··· PROVIDED RECORDS ···

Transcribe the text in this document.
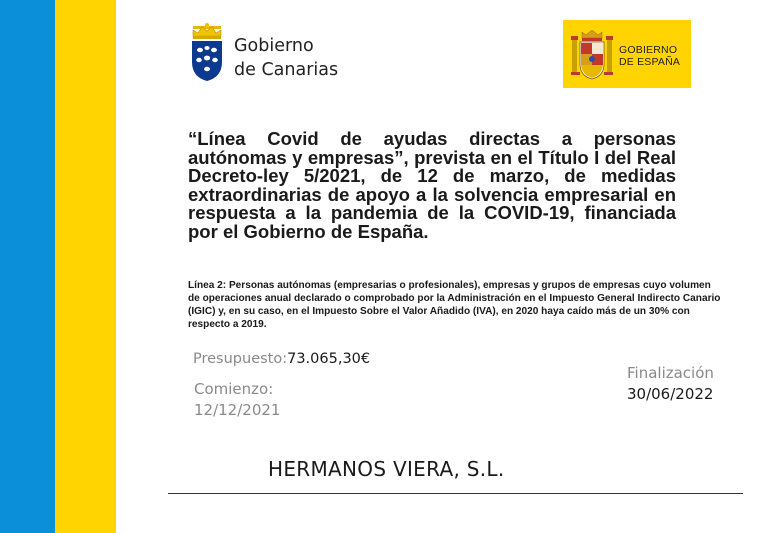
Gobierno
de Canarias
GOBIERNO
DE ESPAÑA

“Línea Covid de ayudas directas a personas autónomas y empresas”, prevista en el Título I del Real Decreto-ley 5/2021, de 12 de marzo, de medidas extraordinarias de apoyo a la solvencia empresarial en respuesta a la pandemia de la COVID-19, financiada por el Gobierno de España.

Línea 2: Personas autónomas (empresarias o profesionales), empresas y grupos de empresas cuyo volumen de operaciones anual declarado o comprobado por la Administración en el Impuesto General Indirecto Canario (IGIC) y, en su caso, en el Impuesto Sobre el Valor Añadido (IVA), en 2020 haya caído más de un 30% con respecto a 2019.

Presupuesto:73.065,30€
Comienzo:
12/12/2021
Finalización
30/06/2022
HERMANOS VIERA, S.L.
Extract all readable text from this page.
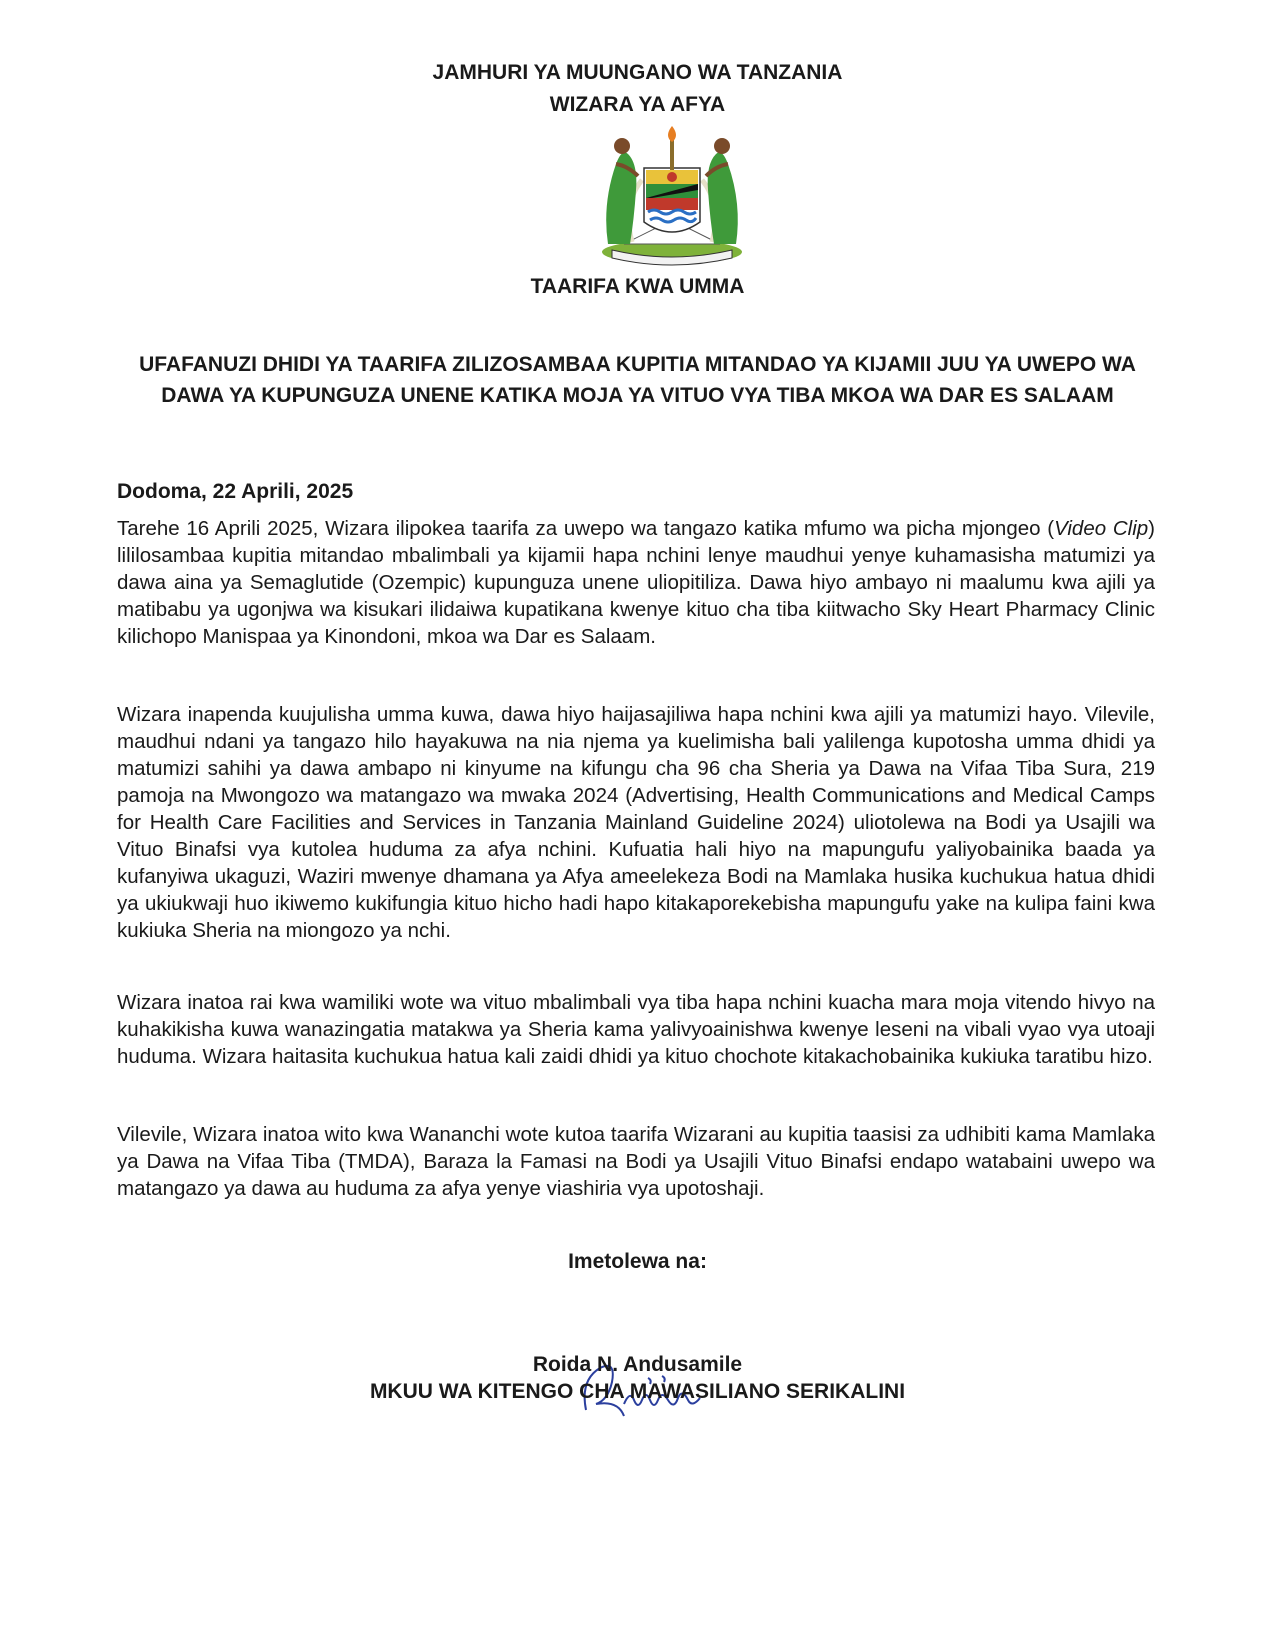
JAMHURI YA MUUNGANO WA TANZANIA

WIZARA YA AFYA

TAARIFA KWA UMMA

UFAFANUZI DHIDI YA TAARIFA ZILIZOSAMBAA KUPITIA MITANDAO YA KIJAMII JUU YA UWEPO WA DAWA YA KUPUNGUZA UNENE KATIKA MOJA YA VITUO VYA TIBA MKOA WA DAR ES SALAAM

Dodoma, 22 Aprili, 2025

Tarehe 16 Aprili 2025, Wizara ilipokea taarifa za uwepo wa tangazo katika mfumo wa picha mjongeo (Video Clip) lililosambaa kupitia mitandao mbalimbali ya kijamii hapa nchini lenye maudhui yenye kuhamasisha matumizi ya dawa aina ya Semaglutide (Ozempic) kupunguza unene uliopitiliza. Dawa hiyo ambayo ni maalumu kwa ajili ya matibabu ya ugonjwa wa kisukari ilidaiwa kupatikana kwenye kituo cha tiba kiitwacho Sky Heart Pharmacy Clinic kilichopo Manispaa ya Kinondoni, mkoa wa Dar es Salaam.

Wizara inapenda kuujulisha umma kuwa, dawa hiyo haijasajiliwa hapa nchini kwa ajili ya matumizi hayo. Vilevile, maudhui ndani ya tangazo hilo hayakuwa na nia njema ya kuelimisha bali yalilenga kupotosha umma dhidi ya matumizi sahihi ya dawa ambapo ni kinyume na kifungu cha 96 cha Sheria ya Dawa na Vifaa Tiba Sura, 219 pamoja na Mwongozo wa matangazo wa mwaka 2024 (Advertising, Health Communications and Medical Camps for Health Care Facilities and Services in Tanzania Mainland Guideline 2024) uliotolewa na Bodi ya Usajili wa Vituo Binafsi vya kutolea huduma za afya nchini. Kufuatia hali hiyo na mapungufu yaliyobainika baada ya kufanyiwa ukaguzi, Waziri mwenye dhamana ya Afya ameelekeza Bodi na Mamlaka husika kuchukua hatua dhidi ya ukiukwaji huo ikiwemo kukifungia kituo hicho hadi hapo kitakaporekebisha mapungufu yake na kulipa faini kwa kukiuka Sheria na miongozo ya nchi.

Wizara inatoa rai kwa wamiliki wote wa vituo mbalimbali vya tiba hapa nchini kuacha mara moja vitendo hivyo na kuhakikisha kuwa wanazingatia matakwa ya Sheria kama yalivyoainishwa kwenye leseni na vibali vyao vya utoaji huduma. Wizara haitasita kuchukua hatua kali zaidi dhidi ya kituo chochote kitakachobainika kukiuka taratibu hizo.

Vilevile, Wizara inatoa wito kwa Wananchi wote kutoa taarifa Wizarani au kupitia taasisi za udhibiti kama Mamlaka ya Dawa na Vifaa Tiba (TMDA), Baraza la Famasi na Bodi ya Usajili Vituo Binafsi endapo watabaini uwepo wa matangazo ya dawa au huduma za afya yenye viashiria vya upotoshaji.

Imetolewa na:
Roida N. Andusamile
MKUU WA KITENGO CHA MAWASILIANO SERIKALINI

···

### WHAT YOU SHOULD DO
Omitting all images, print the listing exactly.

### COMPLETED EXERCISE
Transcribe the text in this document.
Gobierno
de Canarias
GOBIERNO
DE ESPAÑA

“Línea Covid de ayudas directas a personas autónomas y empresas”, prevista en el Título I del Real Decreto-ley 5/2021, de 12 de marzo, de medidas extraordinarias de apoyo a la solvencia empresarial en respuesta a la pandemia de la COVID-19, financiada por el Gobierno de España.

Línea 2: Personas autónomas (empresarias o profesionales), empresas y grupos de empresas cuyo volumen de operaciones anual declarado o comprobado por la Administración en el Impuesto General Indirecto Canario (IGIC) y, en su caso, en el Impuesto Sobre el Valor Añadido (IVA), en 2020 haya caído más de un 30% con respecto a 2019.

Presupuesto:73.065,30€
Comienzo:
12/12/2021
Finalización
30/06/2022
HERMANOS VIERA, S.L.
Extract all readable text from this page.
JAMHURI YA MUUNGANO WA TANZANIA

WIZARA YA AFYA

TAARIFA KWA UMMA

UFAFANUZI DHIDI YA TAARIFA ZILIZOSAMBAA KUPITIA MITANDAO YA KIJAMII JUU YA UWEPO WA DAWA YA KUPUNGUZA UNENE KATIKA MOJA YA VITUO VYA TIBA MKOA WA DAR ES SALAAM

Dodoma, 22 Aprili, 2025

Tarehe 16 Aprili 2025, Wizara ilipokea taarifa za uwepo wa tangazo katika mfumo wa picha mjongeo (Video Clip) lililosambaa kupitia mitandao mbalimbali ya kijamii hapa nchini lenye maudhui yenye kuhamasisha matumizi ya dawa aina ya Semaglutide (Ozempic) kupunguza unene uliopitiliza. Dawa hiyo ambayo ni maalumu kwa ajili ya matibabu ya ugonjwa wa kisukari ilidaiwa kupatikana kwenye kituo cha tiba kiitwacho Sky Heart Pharmacy Clinic kilichopo Manispaa ya Kinondoni, mkoa wa Dar es Salaam.

Wizara inapenda kuujulisha umma kuwa, dawa hiyo haijasajiliwa hapa nchini kwa ajili ya matumizi hayo. Vilevile, maudhui ndani ya tangazo hilo hayakuwa na nia njema ya kuelimisha bali yalilenga kupotosha umma dhidi ya matumizi sahihi ya dawa ambapo ni kinyume na kifungu cha 96 cha Sheria ya Dawa na Vifaa Tiba Sura, 219 pamoja na Mwongozo wa matangazo wa mwaka 2024 (Advertising, Health Communications and Medical Camps for Health Care Facilities and Services in Tanzania Mainland Guideline 2024) uliotolewa na Bodi ya Usajili wa Vituo Binafsi vya kutolea huduma za afya nchini. Kufuatia hali hiyo na mapungufu yaliyobainika baada ya kufanyiwa ukaguzi, Waziri mwenye dhamana ya Afya ameelekeza Bodi na Mamlaka husika kuchukua hatua dhidi ya ukiukwaji huo ikiwemo kukifungia kituo hicho hadi hapo kitakaporekebisha mapungufu yake na kulipa faini kwa kukiuka Sheria na miongozo ya nchi.

Wizara inatoa rai kwa wamiliki wote wa vituo mbalimbali vya tiba hapa nchini kuacha mara moja vitendo hivyo na kuhakikisha kuwa wanazingatia matakwa ya Sheria kama yalivyoainishwa kwenye leseni na vibali vyao vya utoaji huduma. Wizara haitasita kuchukua hatua kali zaidi dhidi ya kituo chochote kitakachobainika kukiuka taratibu hizo.

Vilevile, Wizara inatoa wito kwa Wananchi wote kutoa taarifa Wizarani au kupitia taasisi za udhibiti kama Mamlaka ya Dawa na Vifaa Tiba (TMDA), Baraza la Famasi na Bodi ya Usajili Vituo Binafsi endapo watabaini uwepo wa matangazo ya dawa au huduma za afya yenye viashiria vya upotoshaji.

Imetolewa na:
Roida N. Andusamile
MKUU WA KITENGO CHA MAWASILIANO SERIKALINI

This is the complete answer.